- **BRIEF**
Look through the material below. Copy each line that contains the string "Dorat".

* Begin *

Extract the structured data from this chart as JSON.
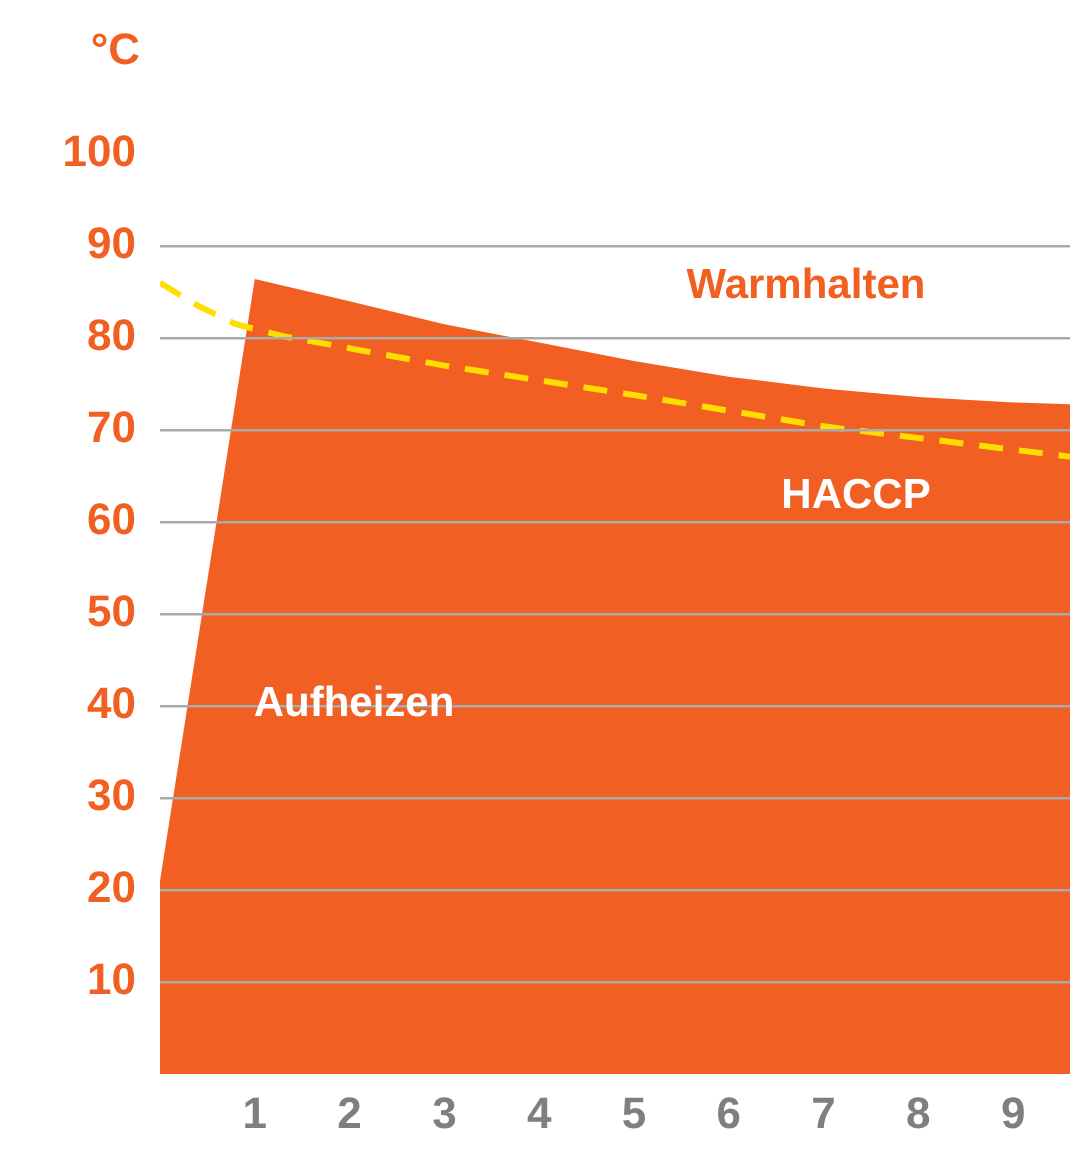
{
  "chart_data": {
    "type": "area",
    "ylabel": "°C",
    "xlim": [
      0,
      9.6
    ],
    "xticks": [
      1,
      2,
      3,
      4,
      5,
      6,
      7,
      8,
      9
    ],
    "ylim": [
      0,
      100
    ],
    "yticks": [
      10,
      20,
      30,
      40,
      50,
      60,
      70,
      80,
      90,
      100
    ],
    "grid": "y",
    "legend": false,
    "marker": "none",
    "series": [
      {
        "color": "#f15f22",
        "x": [
          0,
          1,
          2,
          3,
          4,
          5,
          6,
          7,
          8,
          9,
          9.6
        ],
        "values": [
          21,
          86.4,
          84,
          81.5,
          79.5,
          77.5,
          75.8,
          74.5,
          73.6,
          73,
          72.8
        ]
      },
      {
        "type": "line",
        "color": "#ffdd00",
        "line_style": "dashed",
        "x": [
          0,
          0.4,
          0.8,
          1.3,
          3,
          5,
          7,
          9.6
        ],
        "values": [
          86,
          83.5,
          81.5,
          80.2,
          77,
          73.8,
          70.4,
          67.1
        ]
      }
    ],
    "annotations": [
      "Warmhalten",
      "HACCP",
      "Aufheizen"
    ]
  }
}
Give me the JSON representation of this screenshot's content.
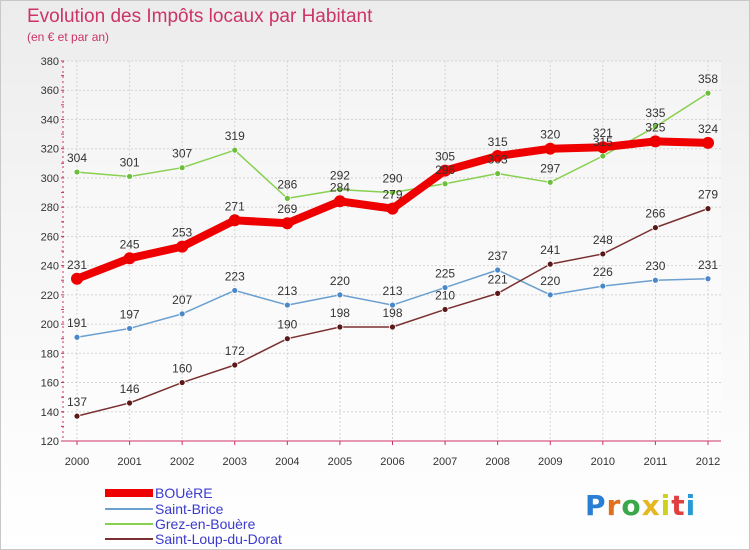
{
  "title": "Evolution des Impôts locaux par Habitant",
  "subtitle": "(en € et par an)",
  "brand": {
    "letters": [
      "P",
      "r",
      "o",
      "x",
      "i",
      "t",
      "i"
    ],
    "colors": [
      "#2a7fd4",
      "#e07020",
      "#3aa84a",
      "#e4b820",
      "#d0d020",
      "#e04040",
      "#2a9ad4"
    ]
  },
  "chart_data": {
    "type": "line",
    "title": "Evolution des Impôts locaux par Habitant",
    "subtitle": "(en € et par an)",
    "xlabel": "",
    "ylabel": "",
    "ylim": [
      120,
      380
    ],
    "yticks": [
      120,
      140,
      160,
      180,
      200,
      220,
      240,
      260,
      280,
      300,
      320,
      340,
      360,
      380
    ],
    "grid": true,
    "legend_position": "bottom-left",
    "x": [
      "2000",
      "2001",
      "2002",
      "2003",
      "2004",
      "2005",
      "2006",
      "2007",
      "2008",
      "2009",
      "2010",
      "2011",
      "2012"
    ],
    "series": [
      {
        "name": "Grez-en-Bouère",
        "color": "#88d050",
        "marker": "#6cbf3a",
        "width": 1.5,
        "values": [
          304,
          301,
          307,
          319,
          286,
          292,
          290,
          296,
          303,
          297,
          315,
          335,
          358
        ]
      },
      {
        "name": "Saint-Brice",
        "color": "#6b9fd0",
        "marker": "#4a88c8",
        "width": 1.5,
        "values": [
          191,
          197,
          207,
          223,
          213,
          220,
          213,
          225,
          237,
          220,
          226,
          230,
          231
        ]
      },
      {
        "name": "Saint-Loup-du-Dorat",
        "color": "#7a3030",
        "marker": "#5a1818",
        "width": 1.5,
        "values": [
          137,
          146,
          160,
          172,
          190,
          198,
          198,
          210,
          221,
          241,
          248,
          266,
          279
        ]
      },
      {
        "name": "BOUèRE",
        "color": "#ee0000",
        "marker": "#ee0000",
        "width": 8,
        "values": [
          231,
          245,
          253,
          271,
          269,
          284,
          279,
          305,
          315,
          320,
          321,
          325,
          324
        ]
      }
    ],
    "legend_order": [
      "BOUèRE",
      "Saint-Brice",
      "Grez-en-Bouère",
      "Saint-Loup-du-Dorat"
    ]
  }
}
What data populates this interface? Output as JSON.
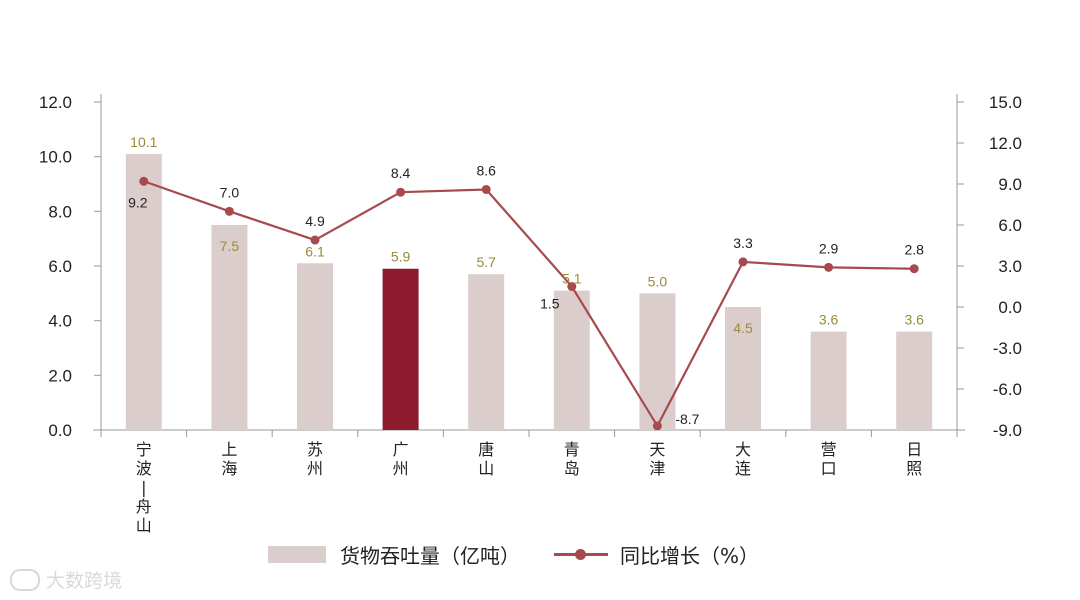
{
  "chart_data": {
    "type": "bar+line",
    "categories": [
      "宁波-舟山",
      "上海",
      "苏州",
      "广州",
      "唐山",
      "青岛",
      "天津",
      "大连",
      "营口",
      "日照"
    ],
    "series": [
      {
        "name": "货物吞吐量（亿吨）",
        "type": "bar",
        "axis": "left",
        "values": [
          10.1,
          7.5,
          6.1,
          5.9,
          5.7,
          5.1,
          5.0,
          4.5,
          3.6,
          3.6
        ],
        "labels": [
          "10.1",
          "7.5",
          "6.1",
          "5.9",
          "5.7",
          "5.1",
          "5.0",
          "4.5",
          "3.6",
          "3.6"
        ]
      },
      {
        "name": "同比增长（%）",
        "type": "line",
        "axis": "right",
        "values": [
          9.2,
          7.0,
          4.9,
          8.4,
          8.6,
          1.5,
          -8.7,
          3.3,
          2.9,
          2.8
        ],
        "labels": [
          "9.2",
          "7.0",
          "4.9",
          "8.4",
          "8.6",
          "1.5",
          "-8.7",
          "3.3",
          "2.9",
          "2.8"
        ]
      }
    ],
    "ylim_left": [
      0,
      12
    ],
    "ylim_right": [
      -9,
      15
    ],
    "left_ticks": [
      "0.0",
      "2.0",
      "4.0",
      "6.0",
      "8.0",
      "10.0",
      "12.0"
    ],
    "right_ticks": [
      "-9.0",
      "-6.0",
      "-3.0",
      "0.0",
      "3.0",
      "6.0",
      "9.0",
      "12.0",
      "15.0"
    ],
    "highlight_category": "广州",
    "grid": false,
    "legend_position": "bottom"
  },
  "colors": {
    "bar": "#dccdcd",
    "bar_highlight": "#8e1a2e",
    "line": "#a64a4e",
    "bar_label": "#9a8a3a",
    "axis": "#999999"
  },
  "legend": {
    "bar_label": "货物吞吐量（亿吨）",
    "line_label": "同比增长（%）"
  },
  "watermark": {
    "text": "大数跨境",
    "icon": "cloud-logo-icon"
  }
}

* End *

- **WRITTEN RESPONSE**
        "name": "Saint-Loup-du-Dorat",
      "Saint-Loup-du-Dorat"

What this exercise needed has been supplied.